- WHAT YOU HAVE TO DO:
Pictures do not belong in the copy; restate the records below word for word.

- GIVEN RECORDS:
----
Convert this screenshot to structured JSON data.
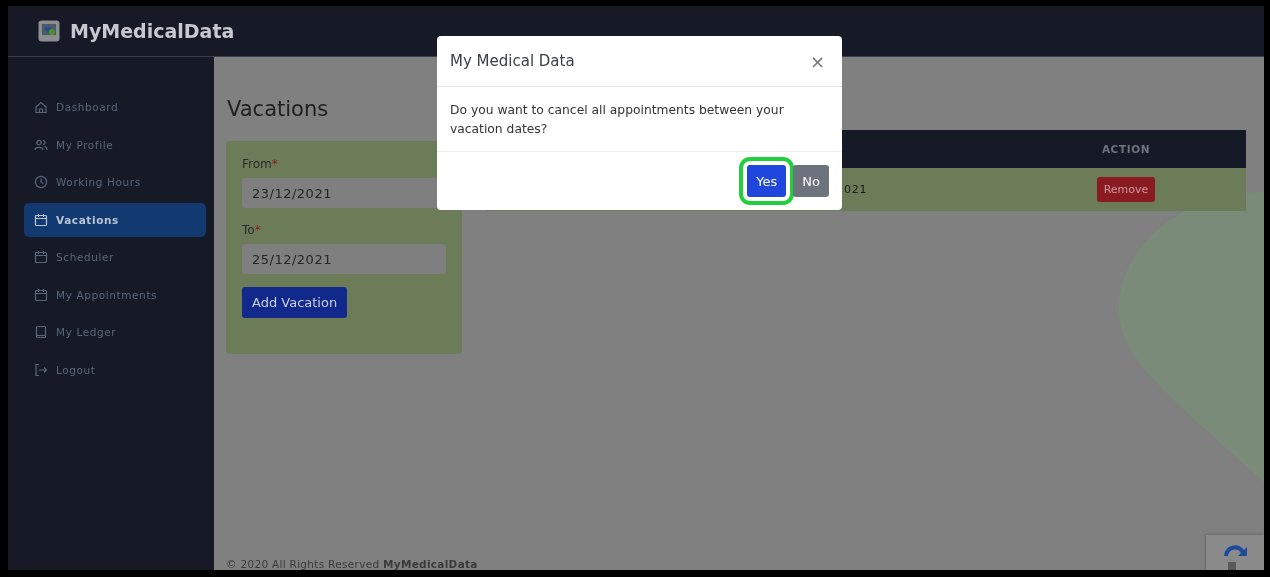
{
  "header": {
    "brand": "MyMedicalData"
  },
  "sidebar": {
    "items": [
      {
        "label": "Dashboard",
        "kind": "home",
        "selected": false
      },
      {
        "label": "My Profile",
        "kind": "people",
        "selected": false
      },
      {
        "label": "Working Hours",
        "kind": "clock",
        "selected": false
      },
      {
        "label": "Vacations",
        "kind": "calendar",
        "selected": true
      },
      {
        "label": "Scheduler",
        "kind": "calendar",
        "selected": false
      },
      {
        "label": "My Appointments",
        "kind": "calendar",
        "selected": false
      },
      {
        "label": "My Ledger",
        "kind": "book",
        "selected": false
      },
      {
        "label": "Logout",
        "kind": "logout",
        "selected": false
      }
    ]
  },
  "page": {
    "title": "Vacations",
    "form": {
      "fields": [
        {
          "label": "From",
          "mark": "*",
          "value": "23/12/2021"
        },
        {
          "label": "To",
          "mark": "*",
          "value": "25/12/2021"
        }
      ],
      "submit": "Add Vacation"
    },
    "table": {
      "columns": [
        {
          "label": "ACTION"
        }
      ],
      "rows": [
        {
          "cells": [
            "021"
          ],
          "action": "Remove"
        }
      ]
    }
  },
  "footer": "© 2020 All Rights Reserved **MyMedicalData**",
  "dialog": {
    "title": "My Medical Data",
    "close": "×",
    "message": "Do you want to cancel all appointments between your vacation dates?",
    "buttons": [
      {
        "label": "Yes",
        "kind": "primary",
        "highlighted": true
      },
      {
        "label": "No",
        "kind": "secondary",
        "highlighted": false
      }
    ]
  }
}
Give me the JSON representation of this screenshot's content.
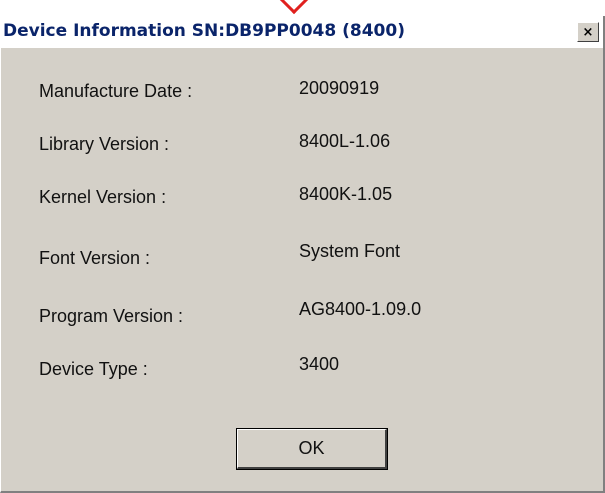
{
  "dialog": {
    "title": "Device Information SN:DB9PP0048 (8400)",
    "close_symbol": "×",
    "rows": [
      {
        "label": "Manufacture Date :",
        "value": "20090919"
      },
      {
        "label": "Library Version :",
        "value": "8400L-1.06"
      },
      {
        "label": "Kernel Version :",
        "value": "8400K-1.05"
      },
      {
        "label": "Font Version :",
        "value": "System Font"
      },
      {
        "label": "Program Version :",
        "value": "AG8400-1.09.0"
      },
      {
        "label": "Device Type :",
        "value": "3400"
      }
    ],
    "ok_label": "OK"
  },
  "colors": {
    "dialog_bg": "#d4d0c8",
    "title_text": "#0a246a",
    "annotation_mark": "#e0201e"
  },
  "icons": {
    "close": "close-icon",
    "annotation": "red-chevron-mark"
  }
}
----
- EXPECTED OUTPUT:
Convert this screenshot to structured JSON data.
{
  "header": {
    "brand": "MyMedicalData"
  },
  "sidebar": {
    "items": [
      {
        "label": "Dashboard",
        "kind": "home",
        "selected": false
      },
      {
        "label": "My Profile",
        "kind": "people",
        "selected": false
      },
      {
        "label": "Working Hours",
        "kind": "clock",
        "selected": false
      },
      {
        "label": "Vacations",
        "kind": "calendar",
        "selected": true
      },
      {
        "label": "Scheduler",
        "kind": "calendar",
        "selected": false
      },
      {
        "label": "My Appointments",
        "kind": "calendar",
        "selected": false
      },
      {
        "label": "My Ledger",
        "kind": "book",
        "selected": false
      },
      {
        "label": "Logout",
        "kind": "logout",
        "selected": false
      }
    ]
  },
  "page": {
    "title": "Vacations",
    "form": {
      "fields": [
        {
          "label": "From",
          "mark": "*",
          "value": "23/12/2021"
        },
        {
          "label": "To",
          "mark": "*",
          "value": "25/12/2021"
        }
      ],
      "submit": "Add Vacation"
    },
    "table": {
      "columns": [
        {
          "label": "ACTION"
        }
      ],
      "rows": [
        {
          "cells": [
            "021"
          ],
          "action": "Remove"
        }
      ]
    }
  },
  "footer": "© 2020 All Rights Reserved **MyMedicalData**",
  "dialog": {
    "title": "My Medical Data",
    "close": "×",
    "message": "Do you want to cancel all appointments between your vacation dates?",
    "buttons": [
      {
        "label": "Yes",
        "kind": "primary",
        "highlighted": true
      },
      {
        "label": "No",
        "kind": "secondary",
        "highlighted": false
      }
    ]
  }
}
Give me the JSON representation of this screenshot's content.
{
  "dialog": {
    "title": "Device Information SN:DB9PP0048 (8400)",
    "close_symbol": "×",
    "rows": [
      {
        "label": "Manufacture Date :",
        "value": "20090919"
      },
      {
        "label": "Library Version :",
        "value": "8400L-1.06"
      },
      {
        "label": "Kernel Version :",
        "value": "8400K-1.05"
      },
      {
        "label": "Font Version :",
        "value": "System Font"
      },
      {
        "label": "Program Version :",
        "value": "AG8400-1.09.0"
      },
      {
        "label": "Device Type :",
        "value": "3400"
      }
    ],
    "ok_label": "OK"
  },
  "colors": {
    "dialog_bg": "#d4d0c8",
    "title_text": "#0a246a",
    "annotation_mark": "#e0201e"
  },
  "icons": {
    "close": "close-icon",
    "annotation": "red-chevron-mark"
  }
}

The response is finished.